━━ Material supplied
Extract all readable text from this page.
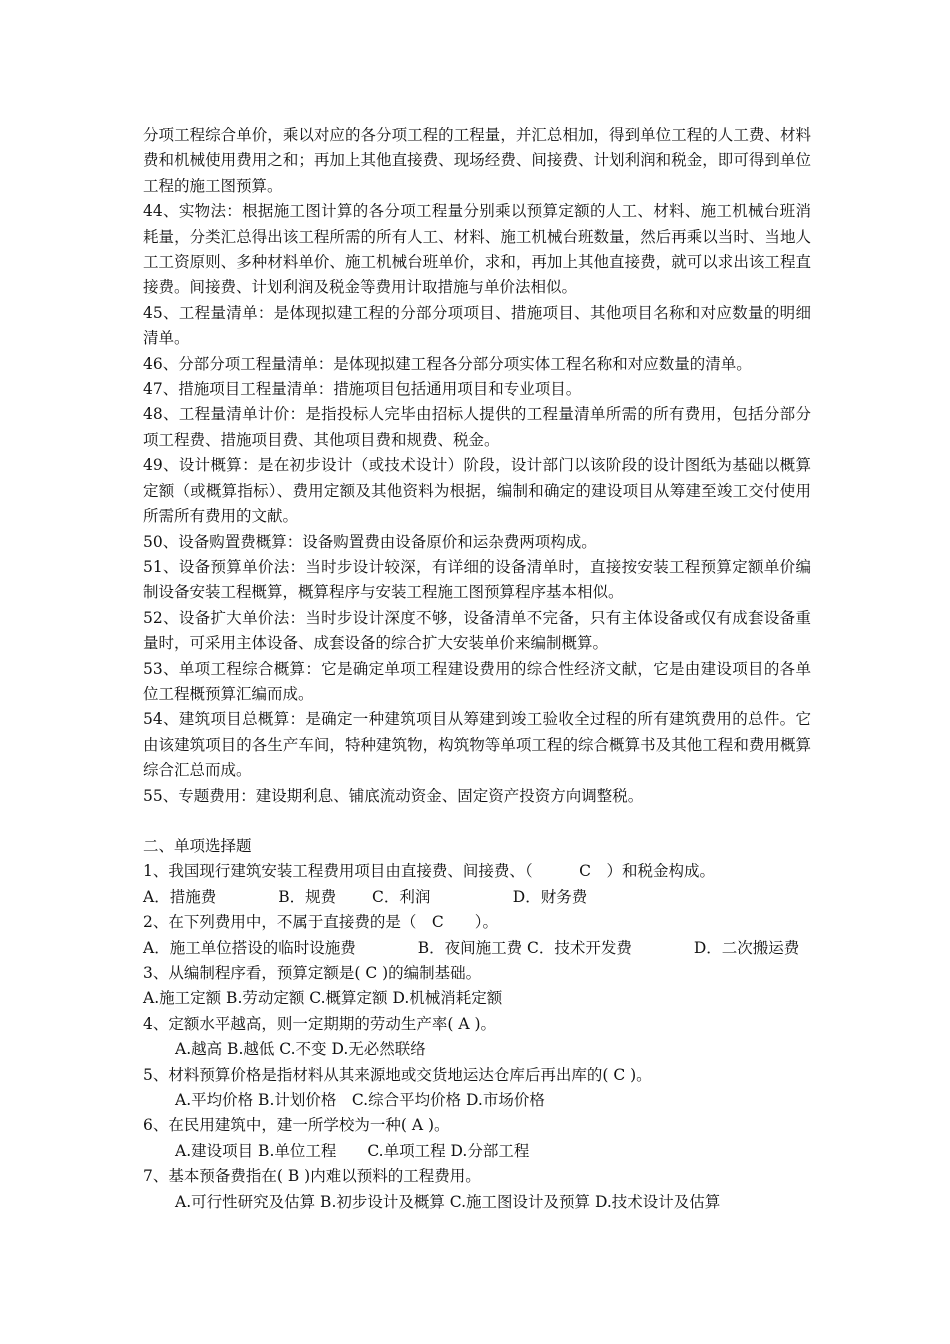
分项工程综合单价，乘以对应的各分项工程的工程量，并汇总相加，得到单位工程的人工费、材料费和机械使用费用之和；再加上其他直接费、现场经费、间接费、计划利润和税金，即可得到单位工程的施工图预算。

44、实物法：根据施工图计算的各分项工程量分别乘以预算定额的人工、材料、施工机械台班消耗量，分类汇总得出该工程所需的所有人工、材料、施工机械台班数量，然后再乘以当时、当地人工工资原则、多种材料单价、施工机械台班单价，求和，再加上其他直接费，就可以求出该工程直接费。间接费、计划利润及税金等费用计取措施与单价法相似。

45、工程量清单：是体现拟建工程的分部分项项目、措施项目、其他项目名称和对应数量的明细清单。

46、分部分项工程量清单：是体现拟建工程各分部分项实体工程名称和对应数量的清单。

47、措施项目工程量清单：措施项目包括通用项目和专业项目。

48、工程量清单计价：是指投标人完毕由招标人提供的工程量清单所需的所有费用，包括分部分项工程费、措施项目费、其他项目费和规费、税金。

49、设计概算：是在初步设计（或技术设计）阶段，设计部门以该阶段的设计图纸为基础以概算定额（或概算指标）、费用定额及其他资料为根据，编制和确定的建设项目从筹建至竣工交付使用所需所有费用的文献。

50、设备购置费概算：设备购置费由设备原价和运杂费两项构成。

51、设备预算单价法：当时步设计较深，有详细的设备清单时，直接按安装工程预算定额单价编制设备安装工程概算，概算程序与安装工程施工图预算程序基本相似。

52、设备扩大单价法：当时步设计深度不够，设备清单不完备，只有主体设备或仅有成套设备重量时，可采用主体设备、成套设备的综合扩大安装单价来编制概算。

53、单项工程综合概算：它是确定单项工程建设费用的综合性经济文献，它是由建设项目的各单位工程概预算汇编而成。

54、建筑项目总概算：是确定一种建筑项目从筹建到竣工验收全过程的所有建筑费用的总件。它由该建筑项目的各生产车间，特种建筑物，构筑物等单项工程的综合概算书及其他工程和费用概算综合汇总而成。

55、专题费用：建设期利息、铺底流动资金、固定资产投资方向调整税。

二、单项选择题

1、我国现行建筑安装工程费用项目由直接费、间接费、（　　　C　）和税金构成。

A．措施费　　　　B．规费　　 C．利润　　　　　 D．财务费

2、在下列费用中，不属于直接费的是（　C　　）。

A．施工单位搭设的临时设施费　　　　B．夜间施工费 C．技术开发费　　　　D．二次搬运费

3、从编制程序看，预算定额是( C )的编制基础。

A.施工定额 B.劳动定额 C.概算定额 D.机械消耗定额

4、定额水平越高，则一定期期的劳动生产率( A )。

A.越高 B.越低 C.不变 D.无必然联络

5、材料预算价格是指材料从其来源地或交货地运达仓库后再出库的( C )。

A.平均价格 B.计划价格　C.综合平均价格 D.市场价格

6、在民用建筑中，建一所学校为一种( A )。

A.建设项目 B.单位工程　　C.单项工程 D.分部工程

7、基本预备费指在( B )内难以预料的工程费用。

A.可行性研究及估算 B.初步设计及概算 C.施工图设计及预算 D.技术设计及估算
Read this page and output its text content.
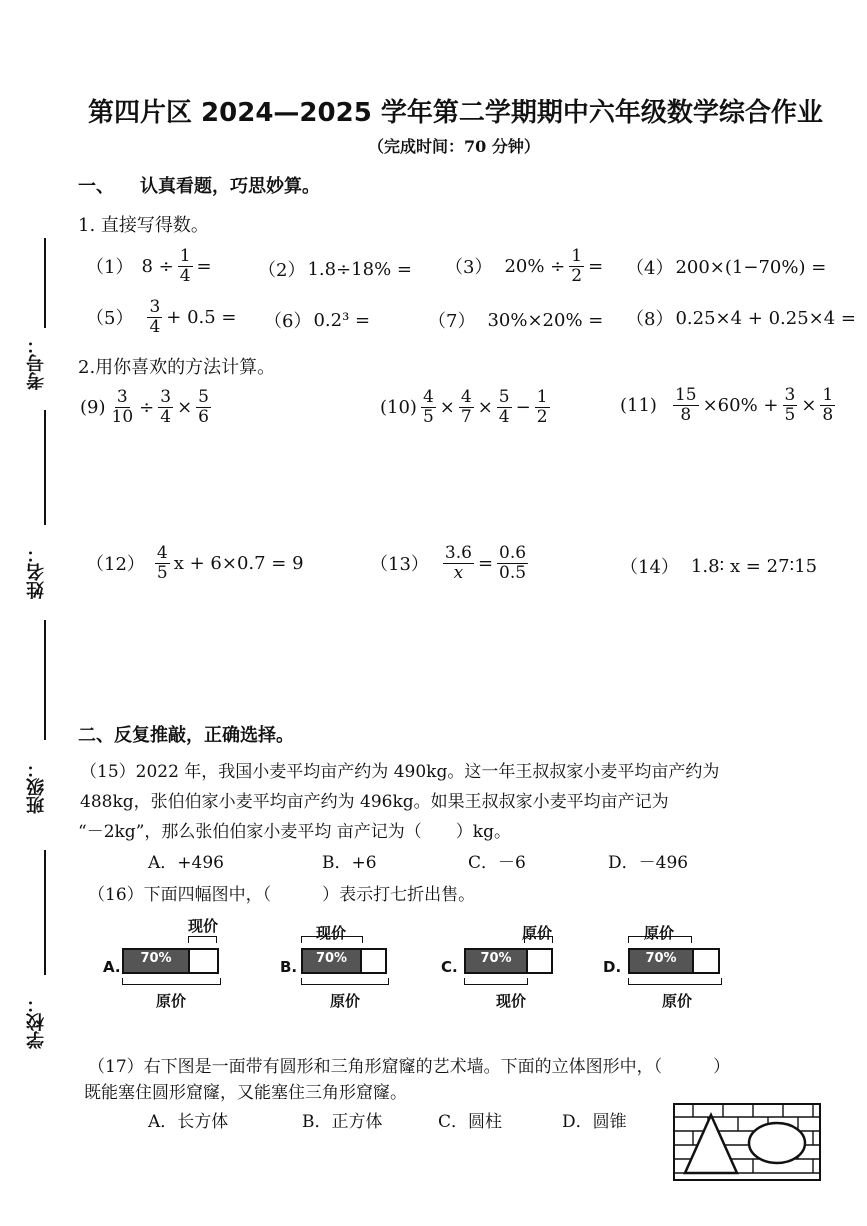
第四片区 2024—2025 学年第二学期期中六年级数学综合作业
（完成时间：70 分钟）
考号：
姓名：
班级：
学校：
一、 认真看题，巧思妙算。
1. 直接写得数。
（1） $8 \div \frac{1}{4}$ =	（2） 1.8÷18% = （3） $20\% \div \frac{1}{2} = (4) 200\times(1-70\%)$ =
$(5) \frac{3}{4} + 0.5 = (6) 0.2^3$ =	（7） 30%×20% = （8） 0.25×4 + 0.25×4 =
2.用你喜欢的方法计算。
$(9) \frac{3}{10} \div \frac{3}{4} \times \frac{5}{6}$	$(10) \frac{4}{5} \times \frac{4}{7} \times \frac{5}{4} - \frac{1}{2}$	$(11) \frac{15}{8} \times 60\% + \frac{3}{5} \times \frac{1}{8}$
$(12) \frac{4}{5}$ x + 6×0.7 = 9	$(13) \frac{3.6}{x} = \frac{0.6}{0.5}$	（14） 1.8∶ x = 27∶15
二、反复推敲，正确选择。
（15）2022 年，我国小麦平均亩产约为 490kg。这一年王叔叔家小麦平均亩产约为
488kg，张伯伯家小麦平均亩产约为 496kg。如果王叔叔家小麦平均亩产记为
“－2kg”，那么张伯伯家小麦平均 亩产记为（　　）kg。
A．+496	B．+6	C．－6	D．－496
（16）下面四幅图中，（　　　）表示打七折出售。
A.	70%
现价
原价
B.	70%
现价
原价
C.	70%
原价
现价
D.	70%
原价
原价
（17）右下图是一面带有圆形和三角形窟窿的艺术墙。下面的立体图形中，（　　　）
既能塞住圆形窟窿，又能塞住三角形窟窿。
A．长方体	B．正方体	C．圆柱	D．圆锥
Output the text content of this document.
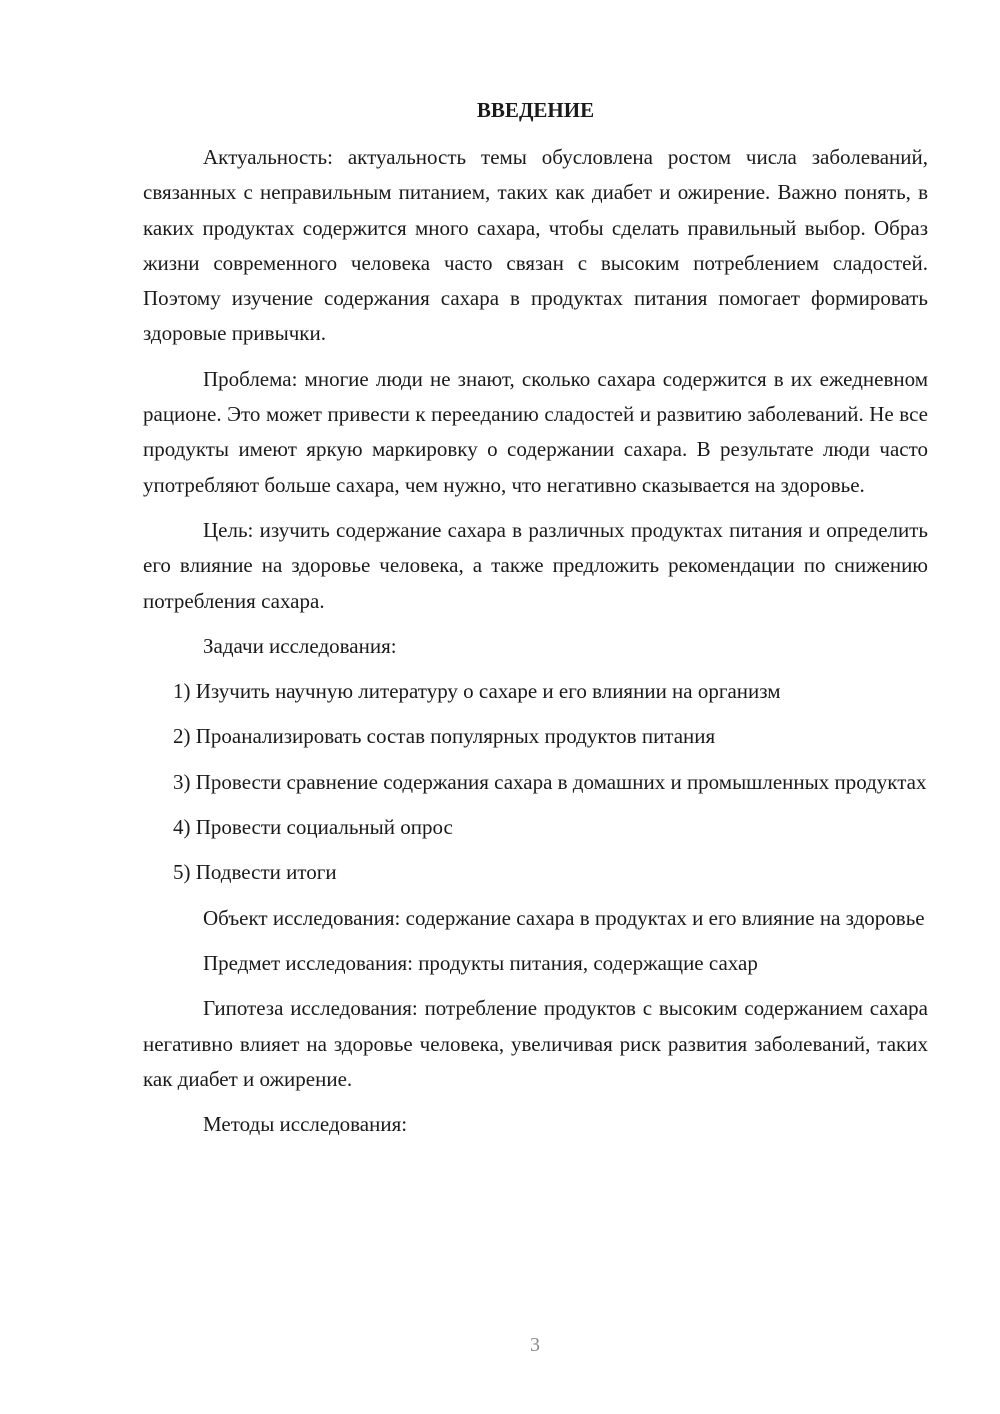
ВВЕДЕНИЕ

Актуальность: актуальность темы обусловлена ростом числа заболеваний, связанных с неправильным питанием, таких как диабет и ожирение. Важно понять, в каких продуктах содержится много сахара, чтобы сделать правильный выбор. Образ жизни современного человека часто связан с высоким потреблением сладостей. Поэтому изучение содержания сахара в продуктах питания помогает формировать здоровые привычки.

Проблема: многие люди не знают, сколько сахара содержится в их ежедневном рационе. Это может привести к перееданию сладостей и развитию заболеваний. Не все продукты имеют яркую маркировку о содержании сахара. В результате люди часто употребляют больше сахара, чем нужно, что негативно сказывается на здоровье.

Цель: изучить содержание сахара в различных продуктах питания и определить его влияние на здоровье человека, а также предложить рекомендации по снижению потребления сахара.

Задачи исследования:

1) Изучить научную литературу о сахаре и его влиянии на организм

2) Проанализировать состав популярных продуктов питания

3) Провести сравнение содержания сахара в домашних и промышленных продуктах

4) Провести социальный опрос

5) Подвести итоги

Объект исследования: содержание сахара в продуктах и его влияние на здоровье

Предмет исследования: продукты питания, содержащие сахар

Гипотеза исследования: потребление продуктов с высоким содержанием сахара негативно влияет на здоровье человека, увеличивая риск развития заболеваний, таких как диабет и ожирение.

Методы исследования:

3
━━━━
# Exercise task
Leave out the pictures and repeat everything else in the records exactly.

# Result of this task
Extract all readable text from this page.
分项工程综合单价，乘以对应的各分项工程的工程量，并汇总相加，得到单位工程的人工费、材料费和机械使用费用之和；再加上其他直接费、现场经费、间接费、计划利润和税金，即可得到单位工程的施工图预算。

44、实物法：根据施工图计算的各分项工程量分别乘以预算定额的人工、材料、施工机械台班消耗量，分类汇总得出该工程所需的所有人工、材料、施工机械台班数量，然后再乘以当时、当地人工工资原则、多种材料单价、施工机械台班单价，求和，再加上其他直接费，就可以求出该工程直接费。间接费、计划利润及税金等费用计取措施与单价法相似。

45、工程量清单：是体现拟建工程的分部分项项目、措施项目、其他项目名称和对应数量的明细清单。

46、分部分项工程量清单：是体现拟建工程各分部分项实体工程名称和对应数量的清单。

47、措施项目工程量清单：措施项目包括通用项目和专业项目。

48、工程量清单计价：是指投标人完毕由招标人提供的工程量清单所需的所有费用，包括分部分项工程费、措施项目费、其他项目费和规费、税金。

49、设计概算：是在初步设计（或技术设计）阶段，设计部门以该阶段的设计图纸为基础以概算定额（或概算指标）、费用定额及其他资料为根据，编制和确定的建设项目从筹建至竣工交付使用所需所有费用的文献。

50、设备购置费概算：设备购置费由设备原价和运杂费两项构成。

51、设备预算单价法：当时步设计较深，有详细的设备清单时，直接按安装工程预算定额单价编制设备安装工程概算，概算程序与安装工程施工图预算程序基本相似。

52、设备扩大单价法：当时步设计深度不够，设备清单不完备，只有主体设备或仅有成套设备重量时，可采用主体设备、成套设备的综合扩大安装单价来编制概算。

53、单项工程综合概算：它是确定单项工程建设费用的综合性经济文献，它是由建设项目的各单位工程概预算汇编而成。

54、建筑项目总概算：是确定一种建筑项目从筹建到竣工验收全过程的所有建筑费用的总件。它由该建筑项目的各生产车间，特种建筑物，构筑物等单项工程的综合概算书及其他工程和费用概算综合汇总而成。

55、专题费用：建设期利息、铺底流动资金、固定资产投资方向调整税。

二、单项选择题

1、我国现行建筑安装工程费用项目由直接费、间接费、（　　　C　）和税金构成。

A．措施费　　　　B．规费　　 C．利润　　　　　 D．财务费

2、在下列费用中，不属于直接费的是（　C　　）。

A．施工单位搭设的临时设施费　　　　B．夜间施工费 C．技术开发费　　　　D．二次搬运费

3、从编制程序看，预算定额是( C )的编制基础。

A.施工定额 B.劳动定额 C.概算定额 D.机械消耗定额

4、定额水平越高，则一定期期的劳动生产率( A )。

A.越高 B.越低 C.不变 D.无必然联络

5、材料预算价格是指材料从其来源地或交货地运达仓库后再出库的( C )。

A.平均价格 B.计划价格　C.综合平均价格 D.市场价格

6、在民用建筑中，建一所学校为一种( A )。

A.建设项目 B.单位工程　　C.单项工程 D.分部工程

7、基本预备费指在( B )内难以预料的工程费用。

A.可行性研究及估算 B.初步设计及概算 C.施工图设计及预算 D.技术设计及估算
Read this page and output its text content.
第四片区 2024—2025 学年第二学期期中六年级数学综合作业
（完成时间：70 分钟）
考号：
姓名：
班级：
学校：
一、 认真看题，巧思妙算。
1. 直接写得数。
（1） $8 \div \frac{1}{4}$ =	（2） 1.8÷18% = （3） $20\% \div \frac{1}{2} = (4) 200\times(1-70\%)$ =
$(5) \frac{3}{4} + 0.5 = (6) 0.2^3$ =	（7） 30%×20% = （8） 0.25×4 + 0.25×4 =
2.用你喜欢的方法计算。
$(9) \frac{3}{10} \div \frac{3}{4} \times \frac{5}{6}$	$(10) \frac{4}{5} \times \frac{4}{7} \times \frac{5}{4} - \frac{1}{2}$	$(11) \frac{15}{8} \times 60\% + \frac{3}{5} \times \frac{1}{8}$
$(12) \frac{4}{5}$ x + 6×0.7 = 9	$(13) \frac{3.6}{x} = \frac{0.6}{0.5}$	（14） 1.8∶ x = 27∶15
二、反复推敲，正确选择。
（15）2022 年，我国小麦平均亩产约为 490kg。这一年王叔叔家小麦平均亩产约为
488kg，张伯伯家小麦平均亩产约为 496kg。如果王叔叔家小麦平均亩产记为
“－2kg”，那么张伯伯家小麦平均 亩产记为（　　）kg。
A．+496	B．+6	C．－6	D．－496
（16）下面四幅图中，（　　　）表示打七折出售。
A.	70%
现价
原价
B.	70%
现价
原价
C.	70%
原价
现价
D.	70%
原价
原价
（17）右下图是一面带有圆形和三角形窟窿的艺术墙。下面的立体图形中，（　　　）
既能塞住圆形窟窿，又能塞住三角形窟窿。
A．长方体	B．正方体	C．圆柱	D．圆锥
Output the text content of this document.
ВВЕДЕНИЕ

Актуальность: актуальность темы обусловлена ростом числа заболеваний, связанных с неправильным питанием, таких как диабет и ожирение. Важно понять, в каких продуктах содержится много сахара, чтобы сделать правильный выбор. Образ жизни современного человека часто связан с высоким потреблением сладостей. Поэтому изучение содержания сахара в продуктах питания помогает формировать здоровые привычки.

Проблема: многие люди не знают, сколько сахара содержится в их ежедневном рационе. Это может привести к перееданию сладостей и развитию заболеваний. Не все продукты имеют яркую маркировку о содержании сахара. В результате люди часто употребляют больше сахара, чем нужно, что негативно сказывается на здоровье.

Цель: изучить содержание сахара в различных продуктах питания и определить его влияние на здоровье человека, а также предложить рекомендации по снижению потребления сахара.

Задачи исследования:

1) Изучить научную литературу о сахаре и его влиянии на организм

2) Проанализировать состав популярных продуктов питания

3) Провести сравнение содержания сахара в домашних и промышленных продуктах

4) Провести социальный опрос

5) Подвести итоги

Объект исследования: содержание сахара в продуктах и его влияние на здоровье

Предмет исследования: продукты питания, содержащие сахар

Гипотеза исследования: потребление продуктов с высоким содержанием сахара негативно влияет на здоровье человека, увеличивая риск развития заболеваний, таких как диабет и ожирение.

Методы исследования:

3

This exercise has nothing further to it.